- AIM OF THE TASK:
Retype the stretch from the beginning of the entries through the line containing "List all visible", both ends included, leaving out the pictures.
Start of INPUT MATERIAL
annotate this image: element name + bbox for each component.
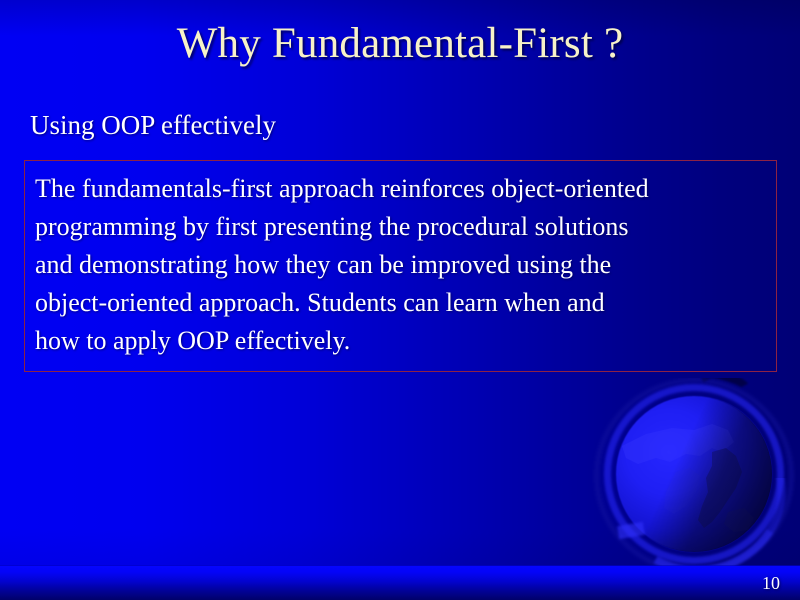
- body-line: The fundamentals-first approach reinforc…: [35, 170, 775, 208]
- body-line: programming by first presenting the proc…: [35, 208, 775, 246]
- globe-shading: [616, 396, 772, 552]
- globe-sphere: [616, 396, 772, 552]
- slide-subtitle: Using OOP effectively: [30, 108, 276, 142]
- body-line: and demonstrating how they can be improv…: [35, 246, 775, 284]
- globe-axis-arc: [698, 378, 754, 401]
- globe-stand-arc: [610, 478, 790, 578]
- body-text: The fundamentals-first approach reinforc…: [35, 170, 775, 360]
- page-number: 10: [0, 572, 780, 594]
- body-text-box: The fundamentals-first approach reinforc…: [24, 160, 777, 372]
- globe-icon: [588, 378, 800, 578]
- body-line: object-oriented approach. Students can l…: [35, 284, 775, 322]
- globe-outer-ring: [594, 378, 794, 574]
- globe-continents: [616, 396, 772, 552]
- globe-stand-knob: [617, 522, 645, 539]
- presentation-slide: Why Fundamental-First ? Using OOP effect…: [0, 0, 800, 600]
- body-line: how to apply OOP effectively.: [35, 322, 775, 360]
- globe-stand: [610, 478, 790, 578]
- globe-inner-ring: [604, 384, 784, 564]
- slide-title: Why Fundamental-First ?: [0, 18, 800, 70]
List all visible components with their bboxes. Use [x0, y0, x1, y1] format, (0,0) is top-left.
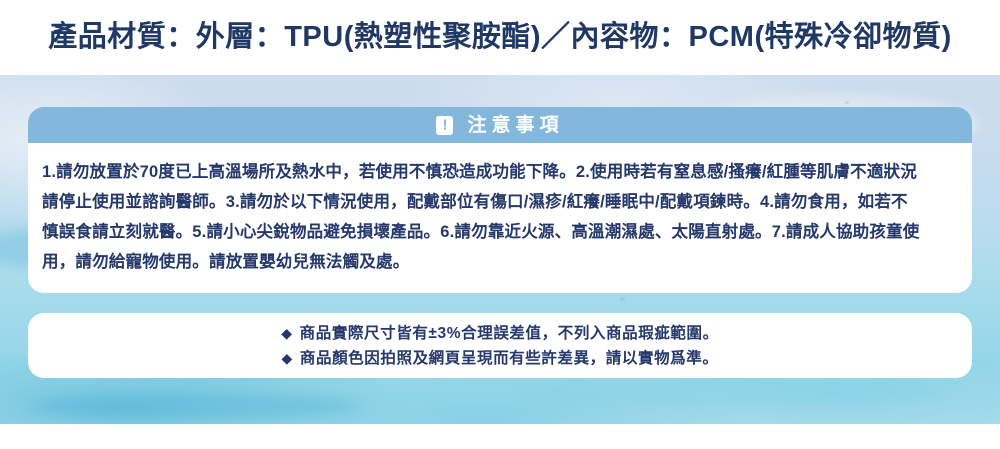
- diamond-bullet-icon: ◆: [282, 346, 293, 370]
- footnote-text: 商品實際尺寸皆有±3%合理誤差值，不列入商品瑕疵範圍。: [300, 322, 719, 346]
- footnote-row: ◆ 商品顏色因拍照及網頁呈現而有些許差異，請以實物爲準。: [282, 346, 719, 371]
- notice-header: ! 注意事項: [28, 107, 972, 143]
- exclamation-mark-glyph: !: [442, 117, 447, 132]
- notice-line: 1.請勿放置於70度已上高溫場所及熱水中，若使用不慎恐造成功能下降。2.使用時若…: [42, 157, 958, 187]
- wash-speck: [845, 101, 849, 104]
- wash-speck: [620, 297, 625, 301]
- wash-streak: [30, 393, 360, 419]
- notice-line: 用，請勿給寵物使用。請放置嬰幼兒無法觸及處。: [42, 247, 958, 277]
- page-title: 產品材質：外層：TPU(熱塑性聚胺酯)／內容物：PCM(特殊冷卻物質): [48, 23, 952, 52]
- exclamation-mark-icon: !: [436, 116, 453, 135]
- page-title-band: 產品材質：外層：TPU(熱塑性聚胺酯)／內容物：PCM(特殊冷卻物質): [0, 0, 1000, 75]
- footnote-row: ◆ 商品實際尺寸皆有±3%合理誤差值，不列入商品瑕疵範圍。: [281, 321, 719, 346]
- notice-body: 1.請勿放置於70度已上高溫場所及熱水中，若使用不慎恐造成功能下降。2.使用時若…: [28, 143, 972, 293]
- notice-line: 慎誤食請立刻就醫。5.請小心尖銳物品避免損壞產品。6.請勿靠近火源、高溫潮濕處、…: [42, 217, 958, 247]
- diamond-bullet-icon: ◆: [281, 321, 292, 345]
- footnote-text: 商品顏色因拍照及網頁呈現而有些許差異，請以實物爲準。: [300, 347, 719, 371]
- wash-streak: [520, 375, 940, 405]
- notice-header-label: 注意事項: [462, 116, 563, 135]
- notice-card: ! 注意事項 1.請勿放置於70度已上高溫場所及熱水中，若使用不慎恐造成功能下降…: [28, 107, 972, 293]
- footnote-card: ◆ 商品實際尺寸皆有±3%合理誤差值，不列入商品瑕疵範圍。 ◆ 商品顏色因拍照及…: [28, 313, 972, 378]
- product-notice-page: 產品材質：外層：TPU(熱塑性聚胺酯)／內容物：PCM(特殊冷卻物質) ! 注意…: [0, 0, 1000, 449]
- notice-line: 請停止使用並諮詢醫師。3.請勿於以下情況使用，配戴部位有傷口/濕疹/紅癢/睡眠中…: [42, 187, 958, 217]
End of INPUT MATERIAL
- WRITTEN ANSWER:
annotate this image: element name + bbox for each component.
- body-line: The fundamentals-first approach reinforc…: [35, 170, 775, 208]
- body-line: programming by first presenting the proc…: [35, 208, 775, 246]
- globe-shading: [616, 396, 772, 552]
- globe-sphere: [616, 396, 772, 552]
- slide-subtitle: Using OOP effectively: [30, 108, 276, 142]
- body-line: and demonstrating how they can be improv…: [35, 246, 775, 284]
- globe-axis-arc: [698, 378, 754, 401]
- globe-stand-arc: [610, 478, 790, 578]
- body-text: The fundamentals-first approach reinforc…: [35, 170, 775, 360]
- page-number: 10: [0, 572, 780, 594]
- body-text-box: The fundamentals-first approach reinforc…: [24, 160, 777, 372]
- globe-icon: [588, 378, 800, 578]
- body-line: object-oriented approach. Students can l…: [35, 284, 775, 322]
- globe-outer-ring: [594, 378, 794, 574]
- globe-continents: [616, 396, 772, 552]
- globe-stand-knob: [617, 522, 645, 539]
- presentation-slide: Why Fundamental-First ? Using OOP effect…: [0, 0, 800, 600]
- body-line: how to apply OOP effectively.: [35, 322, 775, 360]
- globe-stand: [610, 478, 790, 578]
- globe-inner-ring: [604, 384, 784, 564]
- slide-title: Why Fundamental-First ?: [0, 18, 800, 70]
List all visible components with their bboxes. Use [x0, y0, x1, y1] format, (0,0) is top-left.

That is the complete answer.